Gather each line containing the string "financial" from these entries.

== Entries shown ==

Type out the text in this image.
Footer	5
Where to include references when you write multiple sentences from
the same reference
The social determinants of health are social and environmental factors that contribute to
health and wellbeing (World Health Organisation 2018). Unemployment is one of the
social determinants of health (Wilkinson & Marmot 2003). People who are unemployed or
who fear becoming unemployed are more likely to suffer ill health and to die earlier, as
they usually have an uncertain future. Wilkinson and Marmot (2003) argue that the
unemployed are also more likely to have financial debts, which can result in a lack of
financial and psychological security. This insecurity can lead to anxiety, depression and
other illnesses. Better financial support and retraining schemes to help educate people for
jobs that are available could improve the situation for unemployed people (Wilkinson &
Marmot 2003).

===

■ **Answer for this exercise**
unemployed are also more likely to have financial debts, which can result in a lack of
financial and psychological security. This insecurity can lead to anxiety, depression and
other illnesses. Better financial support and retraining schemes to help educate people for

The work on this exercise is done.